[Dataset items]
..........

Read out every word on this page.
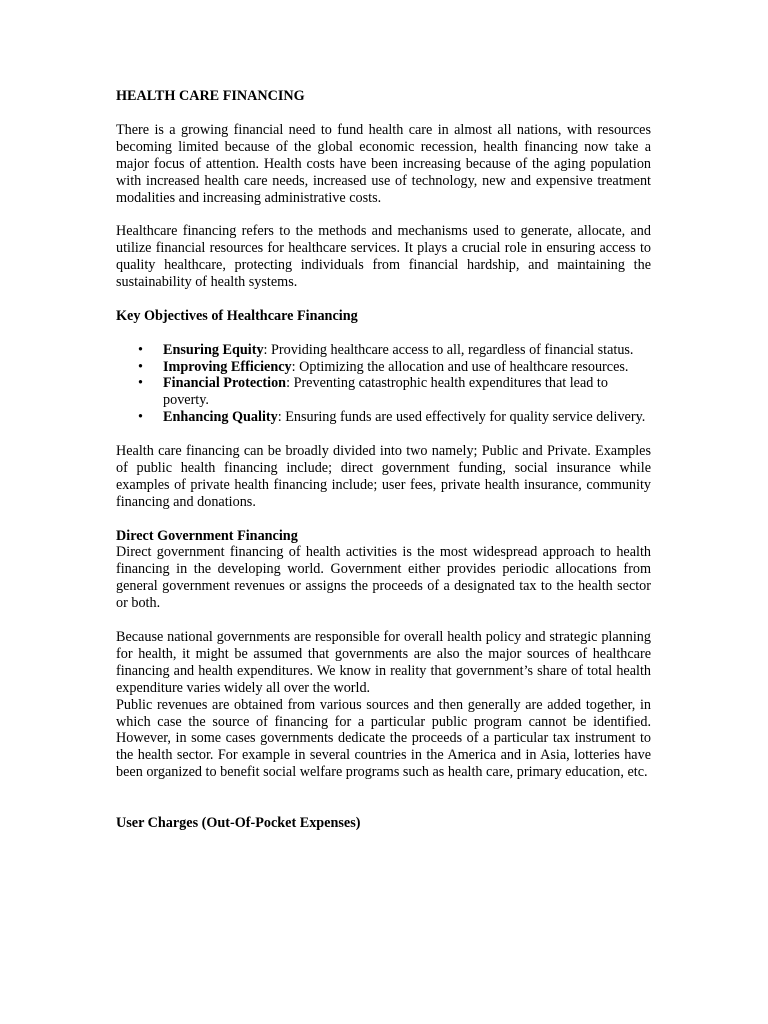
HEALTH CARE FINANCING

There is a growing financial need to fund health care in almost all nations, with resources becoming limited because of the global economic recession, health financing now take a major focus of attention. Health costs have been increasing because of the aging population with increased health care needs, increased use of technology, new and expensive treatment modalities and increasing administrative costs.

Healthcare financing refers to the methods and mechanisms used to generate, allocate, and utilize financial resources for healthcare services. It plays a crucial role in ensuring access to quality healthcare, protecting individuals from financial hardship, and maintaining the sustainability of health systems.

Key Objectives of Healthcare Financing

• Ensuring Equity: Providing healthcare access to all, regardless of financial status.
• Improving Efficiency: Optimizing the allocation and use of healthcare resources.
• Financial Protection: Preventing catastrophic health expenditures that lead to poverty.
• Enhancing Quality: Ensuring funds are used effectively for quality service delivery.

Health care financing can be broadly divided into two namely; Public and Private. Examples of public health financing include; direct government funding, social insurance while examples of private health financing include; user fees, private health insurance, community financing and donations.

Direct Government Financing

Direct government financing of health activities is the most widespread approach to health financing in the developing world. Government either provides periodic allocations from general government revenues or assigns the proceeds of a designated tax to the health sector or both.

Because national governments are responsible for overall health policy and strategic planning for health, it might be assumed that governments are also the major sources of healthcare financing and health expenditures. We know in reality that government’s share of total health expenditure varies widely all over the world.

Public revenues are obtained from various sources and then generally are added together, in which case the source of financing for a particular public program cannot be identified. However, in some cases governments dedicate the proceeds of a particular tax instrument to the health sector. For example in several countries in the America and in Asia, lotteries have been organized to benefit social welfare programs such as health care, primary education, etc.

User Charges (Out-Of-Pocket Expenses)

..........

TASK TO COMPLETE. Return all lines containing "major".

REPLY TO THE TASK.
There is a growing financial need to fund health care in almost all nations, with resources becoming limited because of the global economic recession, health financing now take a major focus of attention. Health costs have been increasing because of the aging population with increased health care needs, increased use of technology, new and expensive treatment modalities and increasing administrative costs.
Because national governments are responsible for overall health policy and strategic planning for health, it might be assumed that governments are also the major sources of healthcare financing and health expenditures. We know in reality that government’s share of total health expenditure varies widely all over the world.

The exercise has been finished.